■ **Work to do**: Output the data below in full, character for character.

>> Begin Input data

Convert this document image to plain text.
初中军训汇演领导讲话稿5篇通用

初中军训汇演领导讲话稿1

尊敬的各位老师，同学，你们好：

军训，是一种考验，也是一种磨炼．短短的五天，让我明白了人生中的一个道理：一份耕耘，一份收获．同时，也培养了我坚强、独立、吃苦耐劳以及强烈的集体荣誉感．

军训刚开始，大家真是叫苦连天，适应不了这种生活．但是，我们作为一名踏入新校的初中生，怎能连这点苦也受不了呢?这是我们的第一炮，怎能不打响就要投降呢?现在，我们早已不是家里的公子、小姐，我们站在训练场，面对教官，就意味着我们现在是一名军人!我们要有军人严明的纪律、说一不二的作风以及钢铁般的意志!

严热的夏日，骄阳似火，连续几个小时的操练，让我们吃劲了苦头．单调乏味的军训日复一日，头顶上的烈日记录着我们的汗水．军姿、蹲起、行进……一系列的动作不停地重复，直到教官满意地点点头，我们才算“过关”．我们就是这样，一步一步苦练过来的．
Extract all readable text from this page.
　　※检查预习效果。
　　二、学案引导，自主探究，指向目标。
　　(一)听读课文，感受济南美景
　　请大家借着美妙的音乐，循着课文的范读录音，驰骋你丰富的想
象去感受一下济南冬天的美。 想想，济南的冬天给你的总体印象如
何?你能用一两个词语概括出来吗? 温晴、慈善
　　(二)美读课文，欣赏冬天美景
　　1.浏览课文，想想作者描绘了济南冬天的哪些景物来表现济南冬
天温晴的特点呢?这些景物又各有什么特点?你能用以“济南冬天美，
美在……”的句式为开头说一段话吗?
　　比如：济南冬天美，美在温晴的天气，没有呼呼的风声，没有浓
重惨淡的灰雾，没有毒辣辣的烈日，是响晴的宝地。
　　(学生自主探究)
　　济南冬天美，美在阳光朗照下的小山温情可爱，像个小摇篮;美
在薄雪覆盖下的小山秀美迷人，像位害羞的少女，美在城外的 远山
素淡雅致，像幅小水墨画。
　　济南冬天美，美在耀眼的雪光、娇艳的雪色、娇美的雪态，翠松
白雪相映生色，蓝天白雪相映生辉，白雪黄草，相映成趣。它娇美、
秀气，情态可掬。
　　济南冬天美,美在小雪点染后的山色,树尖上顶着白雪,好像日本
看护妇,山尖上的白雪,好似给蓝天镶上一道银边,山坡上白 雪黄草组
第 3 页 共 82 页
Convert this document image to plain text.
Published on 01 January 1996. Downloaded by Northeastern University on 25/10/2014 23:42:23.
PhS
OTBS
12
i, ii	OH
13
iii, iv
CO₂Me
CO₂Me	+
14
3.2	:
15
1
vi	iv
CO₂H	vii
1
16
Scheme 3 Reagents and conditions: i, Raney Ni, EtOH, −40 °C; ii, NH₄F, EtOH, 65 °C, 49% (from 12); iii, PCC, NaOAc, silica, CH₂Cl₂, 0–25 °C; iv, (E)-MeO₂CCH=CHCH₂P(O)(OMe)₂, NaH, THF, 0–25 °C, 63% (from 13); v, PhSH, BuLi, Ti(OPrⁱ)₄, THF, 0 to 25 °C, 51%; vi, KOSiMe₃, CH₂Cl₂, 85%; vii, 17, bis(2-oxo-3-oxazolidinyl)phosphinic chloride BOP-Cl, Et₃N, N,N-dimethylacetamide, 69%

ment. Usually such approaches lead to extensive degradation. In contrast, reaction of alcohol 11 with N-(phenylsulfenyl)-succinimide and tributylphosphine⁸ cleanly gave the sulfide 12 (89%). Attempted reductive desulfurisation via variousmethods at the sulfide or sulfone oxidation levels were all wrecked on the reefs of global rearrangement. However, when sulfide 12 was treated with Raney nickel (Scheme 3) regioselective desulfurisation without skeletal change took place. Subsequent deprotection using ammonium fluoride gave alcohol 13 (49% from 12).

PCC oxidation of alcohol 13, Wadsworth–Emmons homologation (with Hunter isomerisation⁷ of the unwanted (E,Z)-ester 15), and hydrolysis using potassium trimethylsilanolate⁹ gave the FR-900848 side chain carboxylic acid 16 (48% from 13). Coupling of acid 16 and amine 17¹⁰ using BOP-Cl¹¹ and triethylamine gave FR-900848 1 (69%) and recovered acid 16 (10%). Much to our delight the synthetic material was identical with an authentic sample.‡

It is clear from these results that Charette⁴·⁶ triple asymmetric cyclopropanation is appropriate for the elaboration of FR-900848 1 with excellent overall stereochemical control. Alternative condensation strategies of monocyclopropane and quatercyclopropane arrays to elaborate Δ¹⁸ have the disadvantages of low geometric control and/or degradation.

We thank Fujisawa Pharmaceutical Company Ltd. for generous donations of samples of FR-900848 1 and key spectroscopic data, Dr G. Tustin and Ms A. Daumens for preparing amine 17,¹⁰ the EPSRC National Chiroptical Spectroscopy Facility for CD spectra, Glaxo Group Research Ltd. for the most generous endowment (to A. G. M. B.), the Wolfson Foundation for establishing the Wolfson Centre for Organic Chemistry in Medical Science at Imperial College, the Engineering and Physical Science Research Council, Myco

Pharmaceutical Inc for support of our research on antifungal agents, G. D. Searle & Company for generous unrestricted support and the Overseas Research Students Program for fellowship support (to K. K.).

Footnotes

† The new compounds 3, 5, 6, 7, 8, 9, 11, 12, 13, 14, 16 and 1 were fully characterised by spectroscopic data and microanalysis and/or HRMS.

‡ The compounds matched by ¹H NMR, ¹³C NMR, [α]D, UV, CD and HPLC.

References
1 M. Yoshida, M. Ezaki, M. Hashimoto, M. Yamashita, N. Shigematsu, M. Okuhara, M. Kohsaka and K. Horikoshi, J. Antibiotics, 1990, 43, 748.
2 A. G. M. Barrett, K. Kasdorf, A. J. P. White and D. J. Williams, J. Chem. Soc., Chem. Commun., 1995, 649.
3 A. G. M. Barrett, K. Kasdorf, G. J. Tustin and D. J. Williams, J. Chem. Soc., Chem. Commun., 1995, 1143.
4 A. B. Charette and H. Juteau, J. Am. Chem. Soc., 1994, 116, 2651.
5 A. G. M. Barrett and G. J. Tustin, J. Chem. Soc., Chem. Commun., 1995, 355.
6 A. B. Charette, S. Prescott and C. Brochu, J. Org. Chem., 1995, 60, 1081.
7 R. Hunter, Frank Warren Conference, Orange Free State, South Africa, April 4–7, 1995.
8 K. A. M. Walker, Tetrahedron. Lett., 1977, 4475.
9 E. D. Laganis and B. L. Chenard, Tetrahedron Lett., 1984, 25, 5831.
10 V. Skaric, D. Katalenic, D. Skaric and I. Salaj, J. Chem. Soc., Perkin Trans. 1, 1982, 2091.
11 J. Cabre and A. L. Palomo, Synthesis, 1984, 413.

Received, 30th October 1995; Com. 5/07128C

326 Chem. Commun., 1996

>> End Input data

■ **Solved problem**:
Convert this document image to plain text.
初中军训汇演领导讲话稿5篇通用

初中军训汇演领导讲话稿1

尊敬的各位老师，同学，你们好：

军训，是一种考验，也是一种磨炼．短短的五天，让我明白了人生中的一个道理：一份耕耘，一份收获．同时，也培养了我坚强、独立、吃苦耐劳以及强烈的集体荣誉感．

军训刚开始，大家真是叫苦连天，适应不了这种生活．但是，我们作为一名踏入新校的初中生，怎能连这点苦也受不了呢?这是我们的第一炮，怎能不打响就要投降呢?现在，我们早已不是家里的公子、小姐，我们站在训练场，面对教官，就意味着我们现在是一名军人!我们要有军人严明的纪律、说一不二的作风以及钢铁般的意志!

严热的夏日，骄阳似火，连续几个小时的操练，让我们吃劲了苦头．单调乏味的军训日复一日，头顶上的烈日记录着我们的汗水．军姿、蹲起、行进……一系列的动作不停地重复，直到教官满意地点点头，我们才算“过关”．我们就是这样，一步一步苦练过来的．
Extract all readable text from this page.
　　※检查预习效果。
　　二、学案引导，自主探究，指向目标。
　　(一)听读课文，感受济南美景
　　请大家借着美妙的音乐，循着课文的范读录音，驰骋你丰富的想
象去感受一下济南冬天的美。 想想，济南的冬天给你的总体印象如
何?你能用一两个词语概括出来吗? 温晴、慈善
　　(二)美读课文，欣赏冬天美景
　　1.浏览课文，想想作者描绘了济南冬天的哪些景物来表现济南冬
天温晴的特点呢?这些景物又各有什么特点?你能用以“济南冬天美，
美在……”的句式为开头说一段话吗?
　　比如：济南冬天美，美在温晴的天气，没有呼呼的风声，没有浓
重惨淡的灰雾，没有毒辣辣的烈日，是响晴的宝地。
　　(学生自主探究)
　　济南冬天美，美在阳光朗照下的小山温情可爱，像个小摇篮;美
在薄雪覆盖下的小山秀美迷人，像位害羞的少女，美在城外的 远山
素淡雅致，像幅小水墨画。
　　济南冬天美，美在耀眼的雪光、娇艳的雪色、娇美的雪态，翠松
白雪相映生色，蓝天白雪相映生辉，白雪黄草，相映成趣。它娇美、
秀气，情态可掬。
　　济南冬天美,美在小雪点染后的山色,树尖上顶着白雪,好像日本
看护妇,山尖上的白雪,好似给蓝天镶上一道银边,山坡上白 雪黄草组
第 3 页 共 82 页
Convert this document image to plain text.
Published on 01 January 1996. Downloaded by Northeastern University on 25/10/2014 23:42:23.
PhS
OTBS
12
i, ii	OH
13
iii, iv
CO₂Me
CO₂Me	+
14
3.2	:
15
1
vi	iv
CO₂H	vii
1
16
Scheme 3 Reagents and conditions: i, Raney Ni, EtOH, −40 °C; ii, NH₄F, EtOH, 65 °C, 49% (from 12); iii, PCC, NaOAc, silica, CH₂Cl₂, 0–25 °C; iv, (E)-MeO₂CCH=CHCH₂P(O)(OMe)₂, NaH, THF, 0–25 °C, 63% (from 13); v, PhSH, BuLi, Ti(OPrⁱ)₄, THF, 0 to 25 °C, 51%; vi, KOSiMe₃, CH₂Cl₂, 85%; vii, 17, bis(2-oxo-3-oxazolidinyl)phosphinic chloride BOP-Cl, Et₃N, N,N-dimethylacetamide, 69%

ment. Usually such approaches lead to extensive degradation. In contrast, reaction of alcohol 11 with N-(phenylsulfenyl)-succinimide and tributylphosphine⁸ cleanly gave the sulfide 12 (89%). Attempted reductive desulfurisation via variousmethods at the sulfide or sulfone oxidation levels were all wrecked on the reefs of global rearrangement. However, when sulfide 12 was treated with Raney nickel (Scheme 3) regioselective desulfurisation without skeletal change took place. Subsequent deprotection using ammonium fluoride gave alcohol 13 (49% from 12).

PCC oxidation of alcohol 13, Wadsworth–Emmons homologation (with Hunter isomerisation⁷ of the unwanted (E,Z)-ester 15), and hydrolysis using potassium trimethylsilanolate⁹ gave the FR-900848 side chain carboxylic acid 16 (48% from 13). Coupling of acid 16 and amine 17¹⁰ using BOP-Cl¹¹ and triethylamine gave FR-900848 1 (69%) and recovered acid 16 (10%). Much to our delight the synthetic material was identical with an authentic sample.‡

It is clear from these results that Charette⁴·⁶ triple asymmetric cyclopropanation is appropriate for the elaboration of FR-900848 1 with excellent overall stereochemical control. Alternative condensation strategies of monocyclopropane and quatercyclopropane arrays to elaborate Δ¹⁸ have the disadvantages of low geometric control and/or degradation.

We thank Fujisawa Pharmaceutical Company Ltd. for generous donations of samples of FR-900848 1 and key spectroscopic data, Dr G. Tustin and Ms A. Daumens for preparing amine 17,¹⁰ the EPSRC National Chiroptical Spectroscopy Facility for CD spectra, Glaxo Group Research Ltd. for the most generous endowment (to A. G. M. B.), the Wolfson Foundation for establishing the Wolfson Centre for Organic Chemistry in Medical Science at Imperial College, the Engineering and Physical Science Research Council, Myco

Pharmaceutical Inc for support of our research on antifungal agents, G. D. Searle & Company for generous unrestricted support and the Overseas Research Students Program for fellowship support (to K. K.).

Footnotes

† The new compounds 3, 5, 6, 7, 8, 9, 11, 12, 13, 14, 16 and 1 were fully characterised by spectroscopic data and microanalysis and/or HRMS.

‡ The compounds matched by ¹H NMR, ¹³C NMR, [α]D, UV, CD and HPLC.

References
1 M. Yoshida, M. Ezaki, M. Hashimoto, M. Yamashita, N. Shigematsu, M. Okuhara, M. Kohsaka and K. Horikoshi, J. Antibiotics, 1990, 43, 748.
2 A. G. M. Barrett, K. Kasdorf, A. J. P. White and D. J. Williams, J. Chem. Soc., Chem. Commun., 1995, 649.
3 A. G. M. Barrett, K. Kasdorf, G. J. Tustin and D. J. Williams, J. Chem. Soc., Chem. Commun., 1995, 1143.
4 A. B. Charette and H. Juteau, J. Am. Chem. Soc., 1994, 116, 2651.
5 A. G. M. Barrett and G. J. Tustin, J. Chem. Soc., Chem. Commun., 1995, 355.
6 A. B. Charette, S. Prescott and C. Brochu, J. Org. Chem., 1995, 60, 1081.
7 R. Hunter, Frank Warren Conference, Orange Free State, South Africa, April 4–7, 1995.
8 K. A. M. Walker, Tetrahedron. Lett., 1977, 4475.
9 E. D. Laganis and B. L. Chenard, Tetrahedron Lett., 1984, 25, 5831.
10 V. Skaric, D. Katalenic, D. Skaric and I. Salaj, J. Chem. Soc., Perkin Trans. 1, 1982, 2091.
11 J. Cabre and A. L. Palomo, Synthesis, 1984, 413.

Received, 30th October 1995; Com. 5/07128C

326 Chem. Commun., 1996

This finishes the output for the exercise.